Copy the CloudWatch monitoring text below word for word, starting at "CloudWatch Monitoring Supported" and going up to and including "every five minutes.".

BEGIN GIVEN TEXT

CloudWatch Monitoring Supported AWS Services

  • CloudWatch offers either basic or detailed monitoring for supported AWS services.
  • Basic monitoring means that a service sends data points to CloudWatch every five minutes.
  • Detailed monitoring means that a service sends data points to CloudWatch every minute.
  • If the AWS service supports both basic and detailed monitoring, the basic would be enabled by default and the detailed monitoring needs to be enabled for details metrics

AWS Services with Monitoring support

  • Auto Scaling
    • By default, basic monitoring is enabled when the launch configuration is created using the AWS Management Console and detailed monitoring is enabled when the launch configuration is created using using the AWS CLI or an API
    • Auto Scaling sends data to CloudWatch every 5 minutes by default, when created from Console.
    • For an additional charge, you can enable detailed monitoring for Auto Scaling, which sends data to CloudWatch every minute.
  • Amazon CloudFront
    • Amazon CloudFront sends data to CloudWatch every minute by default.
  • Amazon CloudSearch
    • Amazon CloudSearch sends data to CloudWatch every minute by default.
  • Amazon CloudWatch Events
    • Amazon CloudWatch Events sends data to CloudWatch every minute by default.
  • Amazon CloudWatch Logs
    • Amazon CloudWatch Logs sends data to CloudWatch every minute by default.
  • Amazon DynamoDB
    • Amazon DynamoDB sends data to CloudWatch every minute for some metrics and every 5 minutes for other metrics.
  • Amazon EC2 Container Service
    • Amazon EC2 Container Service sends data to CloudWatch every minute.
  • Amazon ElastiCache
    • Amazon ElastiCache sends data to CloudWatch every minute.
  • Amazon Elastic Block Store
    • Amazon Elastic Block Store sends data to CloudWatch every 5 minutes.
    • Provisioned IOPS SSD (io1) volumes automatically send one-minute metrics to CloudWatch.
  • Amazon Elastic Compute Cloud
    • Amazon EC2 sends data to CloudWatch every 5 minutes by default. For an additional charge, you can enable detailed monitoring for Amazon EC2, which sends data to CloudWatch every minute.
  • Elastic Load Balancing
    • Elastic Load Balancing sends data to CloudWatch every minute.
  • Amazon Elastic MapReduce
    • Amazon Elastic MapReduce sends data to CloudWatch every 5 minutes.
  • Amazon Elasticsearch Service
    • Amazon Elasticsearch Service sends data to CloudWatch every minute.
  • Amazon Kinesis Streams
    • Amazon Kinesis Streams sends data to CloudWatch every minute.

END GIVEN TEXT
BEGIN DATASET

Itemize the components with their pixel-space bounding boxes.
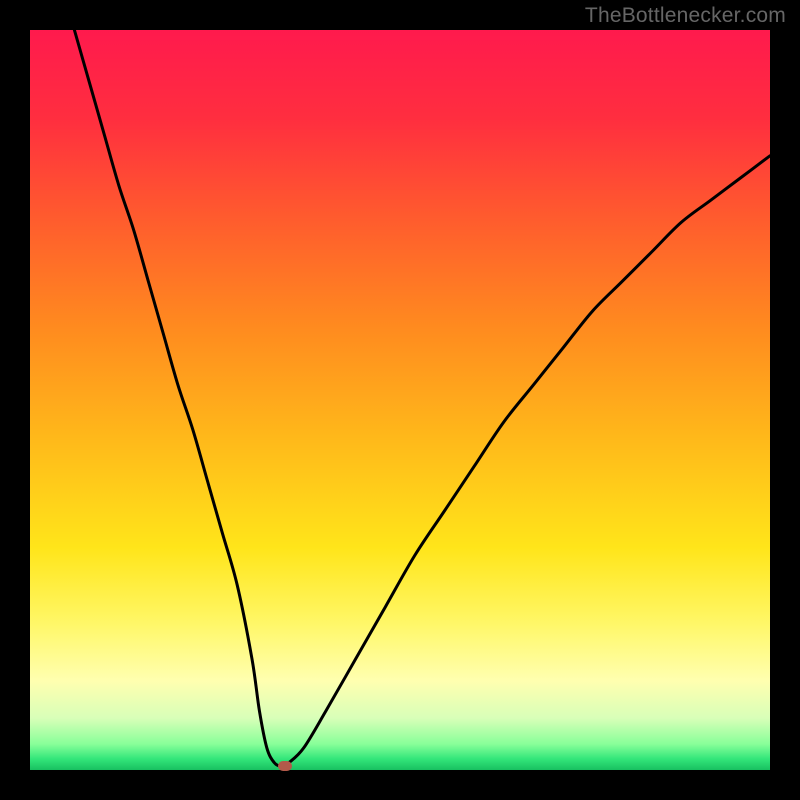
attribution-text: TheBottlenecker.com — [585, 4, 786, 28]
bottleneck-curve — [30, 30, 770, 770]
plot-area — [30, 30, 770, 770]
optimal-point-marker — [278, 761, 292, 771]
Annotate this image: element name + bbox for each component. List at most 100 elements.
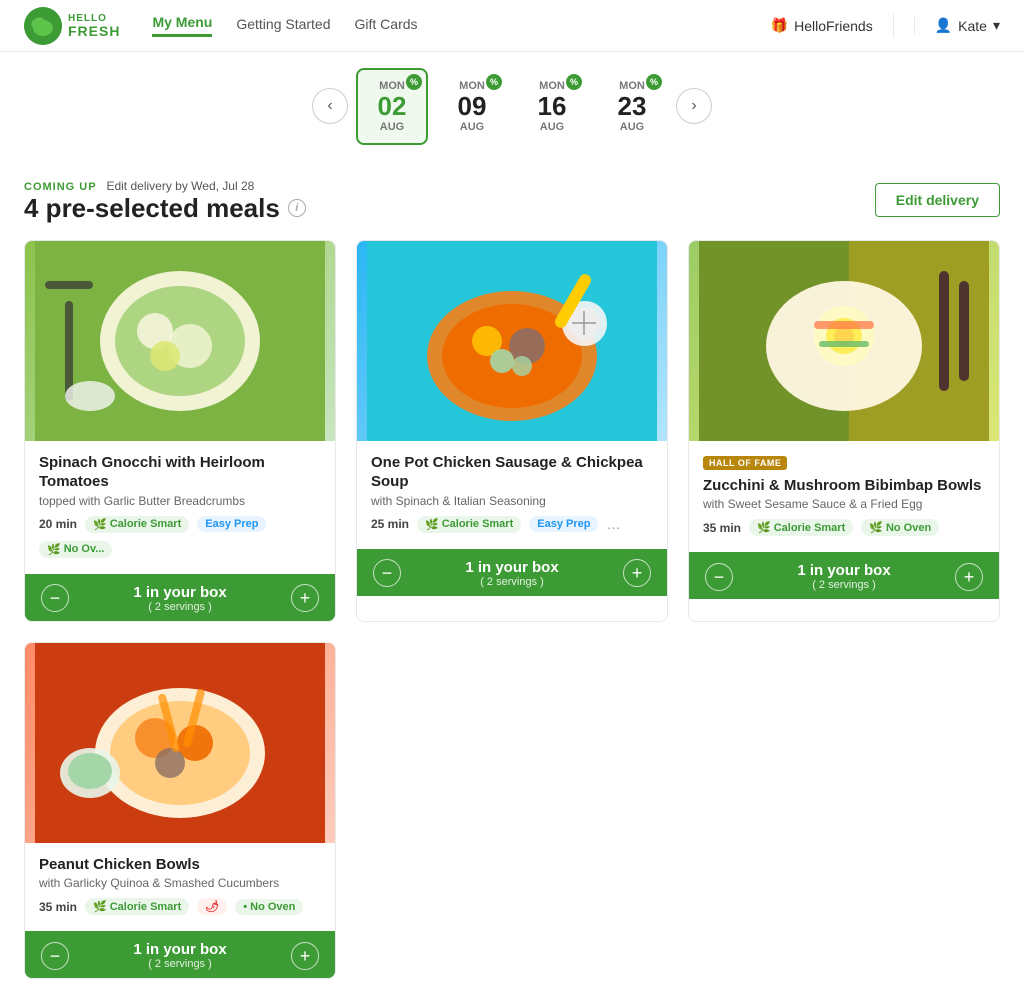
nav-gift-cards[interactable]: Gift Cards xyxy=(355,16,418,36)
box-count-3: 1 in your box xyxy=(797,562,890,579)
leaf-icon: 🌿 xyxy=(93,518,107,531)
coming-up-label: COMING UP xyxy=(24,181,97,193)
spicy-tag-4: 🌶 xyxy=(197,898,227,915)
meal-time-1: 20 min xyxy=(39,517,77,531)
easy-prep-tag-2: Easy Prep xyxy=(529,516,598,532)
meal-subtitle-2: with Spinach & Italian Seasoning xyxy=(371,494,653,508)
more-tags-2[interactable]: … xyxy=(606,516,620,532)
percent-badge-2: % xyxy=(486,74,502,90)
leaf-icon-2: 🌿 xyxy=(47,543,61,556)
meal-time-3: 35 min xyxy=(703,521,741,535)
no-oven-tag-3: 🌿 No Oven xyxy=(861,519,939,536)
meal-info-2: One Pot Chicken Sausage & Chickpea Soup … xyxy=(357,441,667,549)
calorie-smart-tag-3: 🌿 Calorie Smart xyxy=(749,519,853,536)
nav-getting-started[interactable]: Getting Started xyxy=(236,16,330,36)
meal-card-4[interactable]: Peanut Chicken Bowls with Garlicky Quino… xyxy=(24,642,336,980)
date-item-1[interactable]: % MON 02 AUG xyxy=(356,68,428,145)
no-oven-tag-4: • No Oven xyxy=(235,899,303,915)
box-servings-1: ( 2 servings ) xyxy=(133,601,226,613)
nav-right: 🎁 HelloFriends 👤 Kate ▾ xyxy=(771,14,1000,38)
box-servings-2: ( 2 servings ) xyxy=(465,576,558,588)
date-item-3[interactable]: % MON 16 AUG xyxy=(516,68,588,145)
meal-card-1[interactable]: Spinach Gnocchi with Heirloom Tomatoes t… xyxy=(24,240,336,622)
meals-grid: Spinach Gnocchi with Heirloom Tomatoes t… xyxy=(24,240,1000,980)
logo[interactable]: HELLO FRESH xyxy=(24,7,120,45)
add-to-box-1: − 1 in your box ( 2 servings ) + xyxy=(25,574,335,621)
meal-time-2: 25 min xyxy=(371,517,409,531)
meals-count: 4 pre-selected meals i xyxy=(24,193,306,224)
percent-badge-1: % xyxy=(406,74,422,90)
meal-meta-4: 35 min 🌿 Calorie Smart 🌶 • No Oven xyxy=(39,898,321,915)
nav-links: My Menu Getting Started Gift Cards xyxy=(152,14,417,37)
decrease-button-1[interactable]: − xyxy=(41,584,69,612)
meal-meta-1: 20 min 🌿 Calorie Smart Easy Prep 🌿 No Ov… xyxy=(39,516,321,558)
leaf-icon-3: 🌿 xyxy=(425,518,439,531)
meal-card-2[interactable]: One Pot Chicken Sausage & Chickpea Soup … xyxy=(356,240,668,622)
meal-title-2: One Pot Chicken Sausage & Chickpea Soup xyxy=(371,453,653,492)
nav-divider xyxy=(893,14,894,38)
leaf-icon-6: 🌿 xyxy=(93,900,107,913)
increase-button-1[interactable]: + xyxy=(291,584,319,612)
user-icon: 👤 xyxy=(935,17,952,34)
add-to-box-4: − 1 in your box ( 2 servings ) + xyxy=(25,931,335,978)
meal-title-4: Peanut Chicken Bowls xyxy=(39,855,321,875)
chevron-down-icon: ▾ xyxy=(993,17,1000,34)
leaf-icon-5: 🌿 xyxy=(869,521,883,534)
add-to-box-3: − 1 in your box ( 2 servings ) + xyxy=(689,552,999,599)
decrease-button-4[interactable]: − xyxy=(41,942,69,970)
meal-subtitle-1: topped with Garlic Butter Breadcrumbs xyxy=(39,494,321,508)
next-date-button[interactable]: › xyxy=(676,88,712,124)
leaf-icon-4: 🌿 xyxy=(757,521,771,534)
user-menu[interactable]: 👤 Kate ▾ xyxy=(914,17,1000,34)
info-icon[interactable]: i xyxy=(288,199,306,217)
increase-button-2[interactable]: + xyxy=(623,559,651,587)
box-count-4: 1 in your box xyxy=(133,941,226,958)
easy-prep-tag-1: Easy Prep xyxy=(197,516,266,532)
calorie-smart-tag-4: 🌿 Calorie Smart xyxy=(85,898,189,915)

END DATASET

■ SOLUTION TO THIS PROBLEM
CloudWatch Monitoring Supported AWS Services

  • CloudWatch offers either basic or detailed monitoring for supported AWS services.
  • Basic monitoring means that a service sends data points to CloudWatch every five minutes.